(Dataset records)
——

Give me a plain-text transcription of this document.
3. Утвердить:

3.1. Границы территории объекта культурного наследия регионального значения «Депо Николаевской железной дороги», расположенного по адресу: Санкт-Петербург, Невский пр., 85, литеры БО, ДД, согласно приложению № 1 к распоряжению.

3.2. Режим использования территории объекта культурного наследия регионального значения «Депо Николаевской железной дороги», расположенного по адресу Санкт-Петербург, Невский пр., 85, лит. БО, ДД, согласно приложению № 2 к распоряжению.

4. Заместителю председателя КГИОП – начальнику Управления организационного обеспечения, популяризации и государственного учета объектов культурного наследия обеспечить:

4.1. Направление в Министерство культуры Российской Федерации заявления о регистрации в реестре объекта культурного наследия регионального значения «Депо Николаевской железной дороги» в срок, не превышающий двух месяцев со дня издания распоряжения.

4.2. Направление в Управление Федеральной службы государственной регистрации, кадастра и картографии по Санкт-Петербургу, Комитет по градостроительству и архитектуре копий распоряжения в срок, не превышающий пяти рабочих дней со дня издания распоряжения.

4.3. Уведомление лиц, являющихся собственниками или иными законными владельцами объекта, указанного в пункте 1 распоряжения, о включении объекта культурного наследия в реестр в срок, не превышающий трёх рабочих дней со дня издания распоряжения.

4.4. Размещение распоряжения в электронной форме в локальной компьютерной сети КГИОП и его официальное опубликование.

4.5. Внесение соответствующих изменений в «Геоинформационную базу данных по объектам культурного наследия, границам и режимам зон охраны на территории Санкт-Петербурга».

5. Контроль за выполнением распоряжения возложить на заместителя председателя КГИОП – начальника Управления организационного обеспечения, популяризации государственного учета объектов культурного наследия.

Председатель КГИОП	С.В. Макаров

——

__Goal of the exercise__:
Take the listing above and write it out again exactly.

__Task solution__:
Give me a plain-text transcription of this document.
3. Утвердить:

3.1. Границы территории объекта культурного наследия регионального значения «Депо Николаевской железной дороги», расположенного по адресу: Санкт-Петербург, Невский пр., 85, литеры БО, ДД, согласно приложению № 1 к распоряжению.

3.2. Режим использования территории объекта культурного наследия регионального значения «Депо Николаевской железной дороги», расположенного по адресу Санкт-Петербург, Невский пр., 85, лит. БО, ДД, согласно приложению № 2 к распоряжению.

4. Заместителю председателя КГИОП – начальнику Управления организационного обеспечения, популяризации и государственного учета объектов культурного наследия обеспечить:

4.1. Направление в Министерство культуры Российской Федерации заявления о регистрации в реестре объекта культурного наследия регионального значения «Депо Николаевской железной дороги» в срок, не превышающий двух месяцев со дня издания распоряжения.

4.2. Направление в Управление Федеральной службы государственной регистрации, кадастра и картографии по Санкт-Петербургу, Комитет по градостроительству и архитектуре копий распоряжения в срок, не превышающий пяти рабочих дней со дня издания распоряжения.

4.3. Уведомление лиц, являющихся собственниками или иными законными владельцами объекта, указанного в пункте 1 распоряжения, о включении объекта культурного наследия в реестр в срок, не превышающий трёх рабочих дней со дня издания распоряжения.

4.4. Размещение распоряжения в электронной форме в локальной компьютерной сети КГИОП и его официальное опубликование.

4.5. Внесение соответствующих изменений в «Геоинформационную базу данных по объектам культурного наследия, границам и режимам зон охраны на территории Санкт-Петербурга».

5. Контроль за выполнением распоряжения возложить на заместителя председателя КГИОП – начальника Управления организационного обеспечения, популяризации государственного учета объектов культурного наследия.

Председатель КГИОП	С.В. Макаров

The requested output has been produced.